Information given:
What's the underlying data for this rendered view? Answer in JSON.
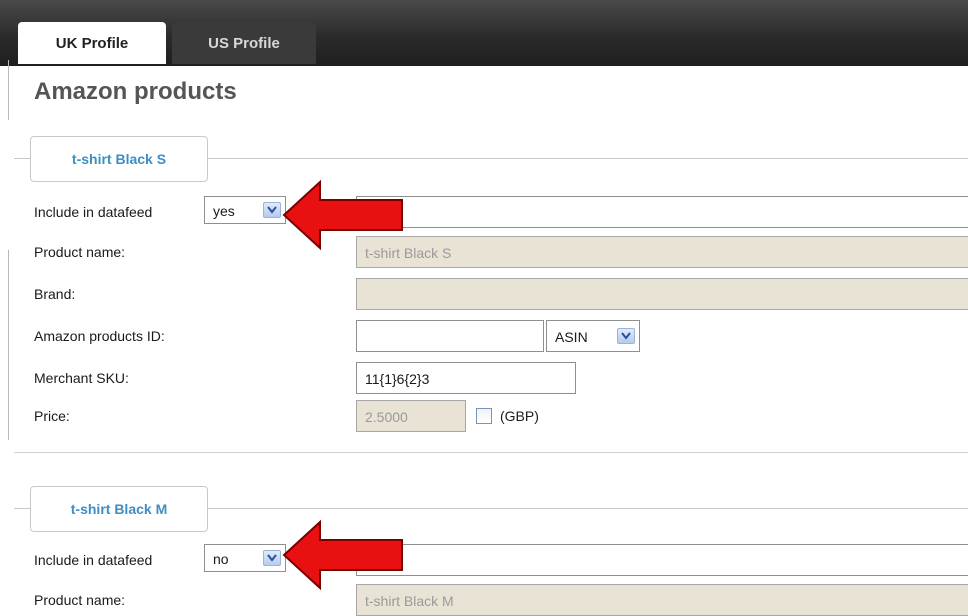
{
  "tabs": [
    {
      "label": "UK Profile",
      "active": true
    },
    {
      "label": "US Profile",
      "active": false
    }
  ],
  "page_title": "Amazon products",
  "products": [
    {
      "legend": "t-shirt Black S",
      "include_label": "Include in datafeed",
      "include_value": "yes",
      "product_name_label": "Product name:",
      "product_name_value": "t-shirt Black S",
      "brand_label": "Brand:",
      "brand_value": "",
      "amazon_id_label": "Amazon products ID:",
      "amazon_id_value": "",
      "amazon_id_type": "ASIN",
      "sku_label": "Merchant SKU:",
      "sku_value": "11{1}6{2}3",
      "price_label": "Price:",
      "price_value": "2.5000",
      "price_unit": "(GBP)"
    },
    {
      "legend": "t-shirt Black M",
      "include_label": "Include in datafeed",
      "include_value": "no",
      "product_name_label": "Product name:",
      "product_name_value": "t-shirt Black M"
    }
  ],
  "icons": {
    "dropdown": "chevron-down-icon",
    "annotation": "red-arrow-left-icon"
  },
  "colors": {
    "legend_text": "#3e8ec2",
    "disabled_field": "#e8e3d5",
    "arrow": "#e81010",
    "topbar": "#2b2b2b"
  }
}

What needs to be done:
Identify the lines above with the word "arrow". Copy them.

Exercise output:
    "annotation": "red-arrow-left-icon"
    "arrow": "#e81010",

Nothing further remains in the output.